• WHAT NEEDS TO BE DONE: Show each line from the listing that includes the word "engines".

[Recorded data]
....
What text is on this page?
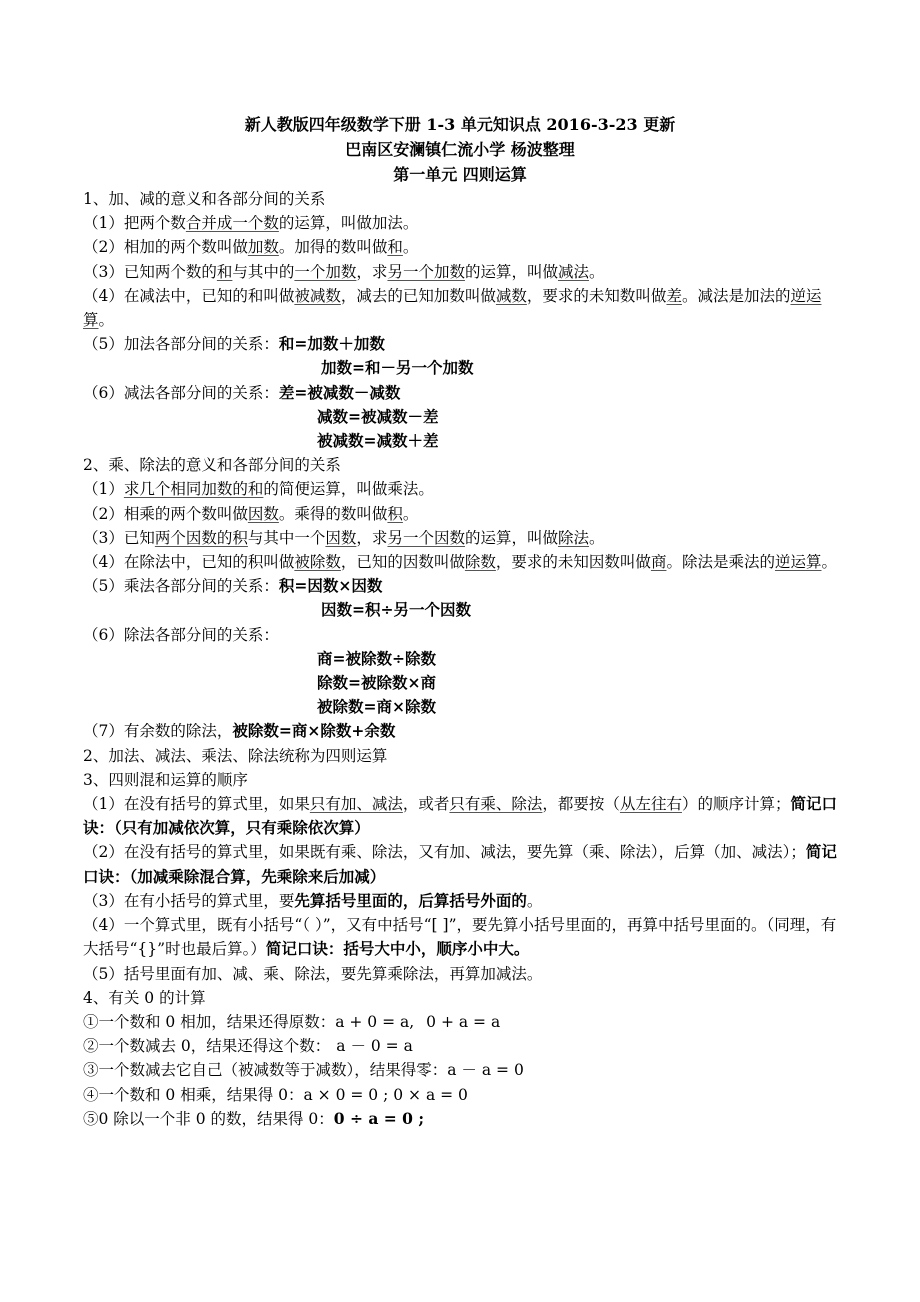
新人教版四年级数学下册 1-3 单元知识点 2016-3-23 更新
巴南区安澜镇仁流小学 杨波整理
第一单元 四则运算
1、加、减的意义和各部分间的关系
（1）把两个数合并成一个数的运算，叫做加法。
（2）相加的两个数叫做加数。加得的数叫做和。
（3）已知两个数的和与其中的一个加数，求另一个加数的运算，叫做减法。
（4）在减法中，已知的和叫做被减数，减去的已知加数叫做减数，要求的未知数叫做差。减法是加法的逆运算。
（5）加法各部分间的关系：和=加数＋加数
加数=和－另一个加数
（6）减法各部分间的关系：差=被减数－减数
减数=被减数－差
被减数=减数＋差
2、乘、除法的意义和各部分间的关系
（1）求几个相同加数的和的简便运算，叫做乘法。
（2）相乘的两个数叫做因数。乘得的数叫做积。
（3）已知两个因数的积与其中一个因数，求另一个因数的运算，叫做除法。
（4）在除法中，已知的积叫做被除数，已知的因数叫做除数，要求的未知因数叫做商。除法是乘法的逆运算。
（5）乘法各部分间的关系：积=因数×因数
因数=积÷另一个因数
（6）除法各部分间的关系：
商=被除数÷除数
除数=被除数×商
被除数=商×除数
（7）有余数的除法，被除数=商×除数+余数
2、加法、减法、乘法、除法统称为四则运算
3、四则混和运算的顺序
（1）在没有括号的算式里，如果只有加、减法，或者只有乘、除法，都要按（从左往右）的顺序计算；简记口诀：（只有加减依次算，只有乘除依次算）
（2）在没有括号的算式里，如果既有乘、除法，又有加、减法，要先算（乘、除法），后算（加、减法）；简记口诀：（加减乘除混合算，先乘除来后加减）
（3）在有小括号的算式里，要先算括号里面的，后算括号外面的。
（4）一个算式里，既有小括号“（ ）”，又有中括号“[ ]”，要先算小括号里面的，再算中括号里面的。（同理，有大括号“{}”时也最后算。）简记口诀：括号大中小，顺序小中大。
（5）括号里面有加、减、乘、除法，要先算乘除法，再算加减法。
4、有关 0 的计算
①一个数和 0 相加，结果还得原数：a + 0 = a, 0 + a = a
②一个数减去 0，结果还得这个数： a － 0 = a
③一个数减去它自己（被减数等于减数），结果得零：a － a = 0
④一个数和 0 相乘，结果得 0：a × 0 = 0 ; 0 × a = 0
⑤0 除以一个非 0 的数，结果得 0：0 ÷ a = 0 ;
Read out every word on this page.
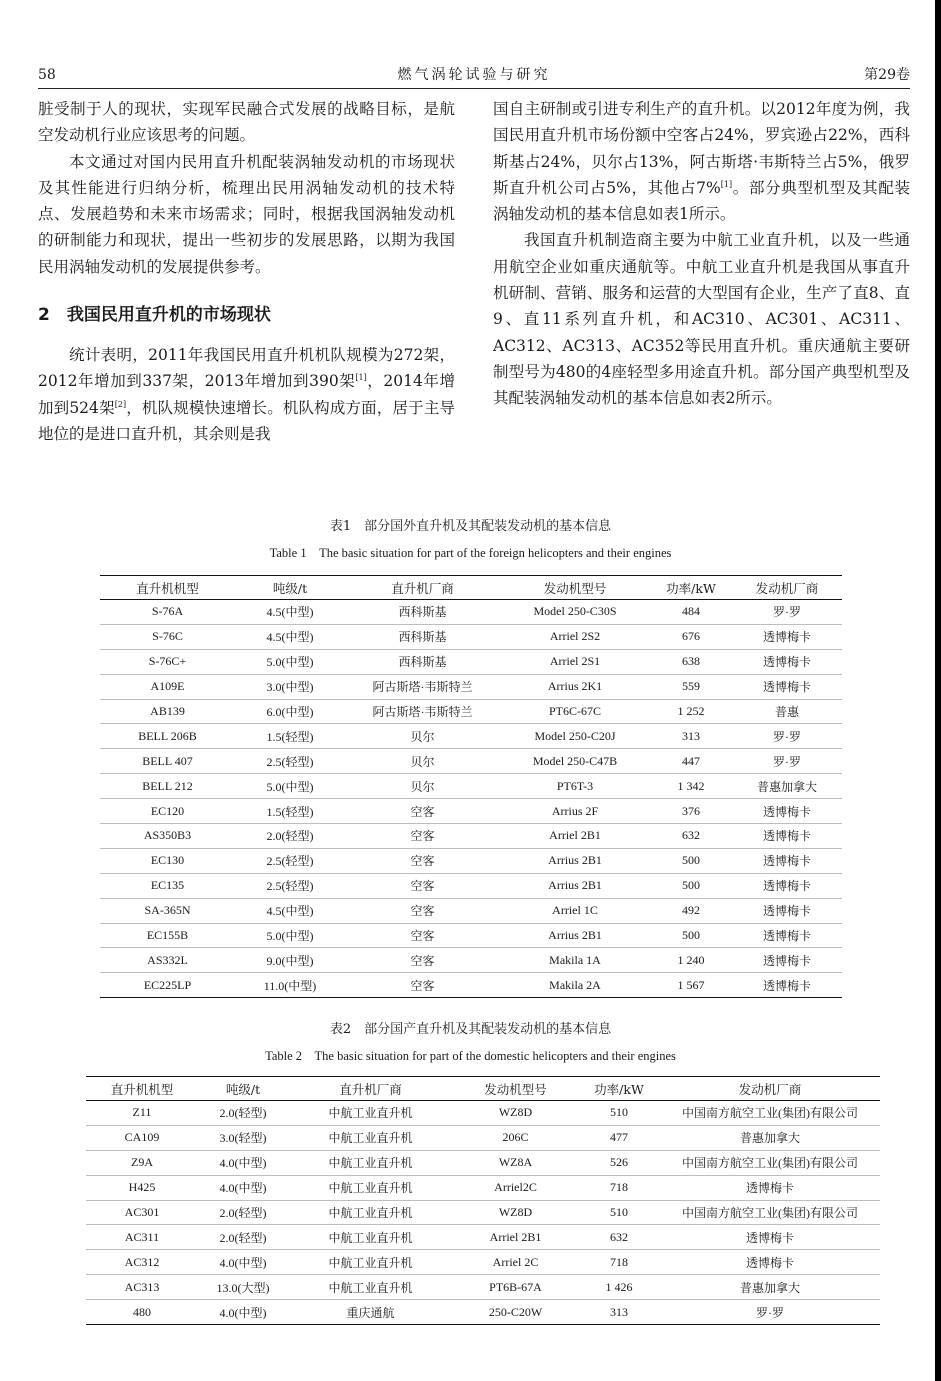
燃气涡轮试验与研究
58	第29卷

脏受制于人的现状，实现军民融合式发展的战略目标，是航空发动机行业应该思考的问题。

本文通过对国内民用直升机配装涡轴发动机的市场现状及其性能进行归纳分析，梳理出民用涡轴发动机的技术特点、发展趋势和未来市场需求；同时，根据我国涡轴发动机的研制能力和现状，提出一些初步的发展思路，以期为我国民用涡轴发动机的发展提供参考。

2　我国民用直升机的市场现状

统计表明，2011年我国民用直升机机队规模为272架，2012年增加到337架，2013年增加到390架[1]，2014年增加到524架[2]，机队规模快速增长。机队构成方面，居于主导地位的是进口直升机，其余则是我

国自主研制或引进专利生产的直升机。以2012年度为例，我国民用直升机市场份额中空客占24%，罗宾逊占22%，西科斯基占24%，贝尔占13%，阿古斯塔·韦斯特兰占5%，俄罗斯直升机公司占5%，其他占7%[1]。部分典型机型及其配装涡轴发动机的基本信息如表1所示。

我国直升机制造商主要为中航工业直升机，以及一些通用航空企业如重庆通航等。中航工业直升机是我国从事直升机研制、营销、服务和运营的大型国有企业，生产了直8、直9、直11系列直升机，和AC310、AC301、AC311、AC312、AC313、AC352等民用直升机。重庆通航主要研制型号为480的4座轻型多用途直升机。部分国产典型机型及其配装涡轴发动机的基本信息如表2所示。

表1　部分国外直升机及其配装发动机的基本信息
Table 1　The basic situation for part of the foreign helicopters and their engines
直升机机型	吨级/t	直升机厂商	发动机型号	功率/kW	发动机厂商
S-76A	4.5(中型)	西科斯基	Model 250-C30S	484	罗·罗
S-76C	4.5(中型)	西科斯基	Arriel 2S2	676	透博梅卡
S-76C+	5.0(中型)	西科斯基	Arriel 2S1	638	透博梅卡
A109E	3.0(中型)	阿古斯塔·韦斯特兰	Arrius 2K1	559	透博梅卡
AB139	6.0(中型)	阿古斯塔·韦斯特兰	PT6C-67C	1 252	普惠
BELL 206B	1.5(轻型)	贝尔	Model 250-C20J	313	罗·罗
BELL 407	2.5(轻型)	贝尔	Model 250-C47B	447	罗·罗
BELL 212	5.0(中型)	贝尔	PT6T-3	1 342	普惠加拿大
EC120	1.5(轻型)	空客	Arrius 2F	376	透博梅卡
AS350B3	2.0(轻型)	空客	Arriel 2B1	632	透博梅卡
EC130	2.5(轻型)	空客	Arrius 2B1	500	透博梅卡
EC135	2.5(轻型)	空客	Arrius 2B1	500	透博梅卡
SA-365N	4.5(中型)	空客	Arriel 1C	492	透博梅卡
EC155B	5.0(中型)	空客	Arrius 2B1	500	透博梅卡
AS332L	9.0(中型)	空客	Makila 1A	1 240	透博梅卡
EC225LP	11.0(中型)	空客	Makila 2A	1 567	透博梅卡
表2　部分国产直升机及其配装发动机的基本信息
Table 2　The basic situation for part of the domestic helicopters and their engines
直升机机型	吨级/t	直升机厂商	发动机型号	功率/kW	发动机厂商
Z11	2.0(轻型)	中航工业直升机	WZ8D	510	中国南方航空工业(集团)有限公司
CA109	3.0(轻型)	中航工业直升机	206C	477	普惠加拿大
Z9A	4.0(中型)	中航工业直升机	WZ8A	526	中国南方航空工业(集团)有限公司
H425	4.0(中型)	中航工业直升机	Arriel2C	718	透博梅卡
AC301	2.0(轻型)	中航工业直升机	WZ8D	510	中国南方航空工业(集团)有限公司
AC311	2.0(轻型)	中航工业直升机	Arriel 2B1	632	透博梅卡
AC312	4.0(中型)	中航工业直升机	Arriel 2C	718	透博梅卡
AC313	13.0(大型)	中航工业直升机	PT6B-67A	1 426	普惠加拿大
480	4.0(中型)	重庆通航	250-C20W	313	罗·罗
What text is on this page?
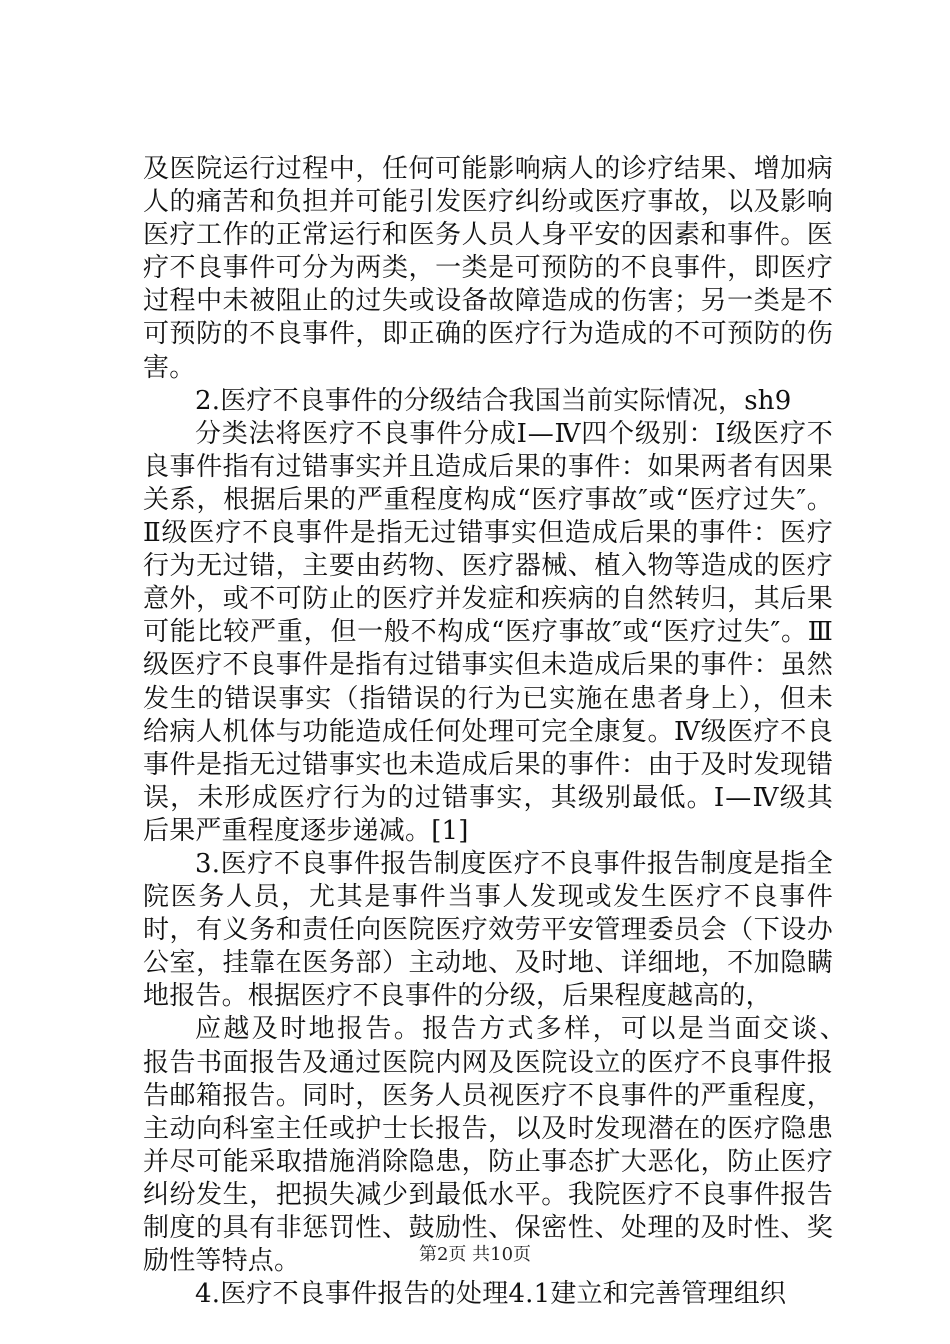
及医院运行过程中，任何可能影响病人的诊疗结果、增加病人的痛苦和负担并可能引发医疗纠纷或医疗事故，以及影响医疗工作的正常运行和医务人员人身平安的因素和事件。医疗不良事件可分为两类，一类是可预防的不良事件，即医疗过程中未被阻止的过失或设备故障造成的伤害；另一类是不可预防的不良事件，即正确的医疗行为造成的不可预防的伤害。

2.医疗不良事件的分级结合我国当前实际情况，sh9

分类法将医疗不良事件分成Ⅰ—Ⅳ四个级别：Ⅰ级医疗不良事件指有过错事实并且造成后果的事件：如果两者有因果关系，根据后果的严重程度构成“医疗事故″或“医疗过失″。Ⅱ级医疗不良事件是指无过错事实但造成后果的事件：医疗行为无过错，主要由药物、医疗器械、植入物等造成的医疗意外，或不可防止的医疗并发症和疾病的自然转归，其后果可能比较严重，但一般不构成“医疗事故″或“医疗过失″。Ⅲ级医疗不良事件是指有过错事实但未造成后果的事件：虽然发生的错误事实（指错误的行为已实施在患者身上），但未给病人机体与功能造成任何处理可完全康复。Ⅳ级医疗不良事件是指无过错事实也未造成后果的事件：由于及时发现错误，未形成医疗行为的过错事实，其级别最低。Ⅰ—Ⅳ级其后果严重程度逐步递减。[1]

3.医疗不良事件报告制度医疗不良事件报告制度是指全院医务人员，尤其是事件当事人发现或发生医疗不良事件时，有义务和责任向医院医疗效劳平安管理委员会（下设办公室，挂靠在医务部）主动地、及时地、详细地，不加隐瞒地报告。根据医疗不良事件的分级，后果程度越高的，

应越及时地报告。报告方式多样，可以是当面交谈、　报告书面报告及通过医院内网及医院设立的医疗不良事件报告邮箱报告。同时，医务人员视医疗不良事件的严重程度，主动向科室主任或护士长报告，以及时发现潜在的医疗隐患并尽可能采取措施消除隐患，防止事态扩大恶化，防止医疗纠纷发生，把损失减少到最低水平。我院医疗不良事件报告制度的具有非惩罚性、鼓励性、保密性、处理的及时性、奖励性等特点。

4.医疗不良事件报告的处理4.1建立和完善管理组织

第2页 共10页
....
• SOLVED PROBLEM:
Table 1　The basic situation for part of the foreign helicopters and their engines
Table 2　The basic situation for part of the domestic helicopters and their engines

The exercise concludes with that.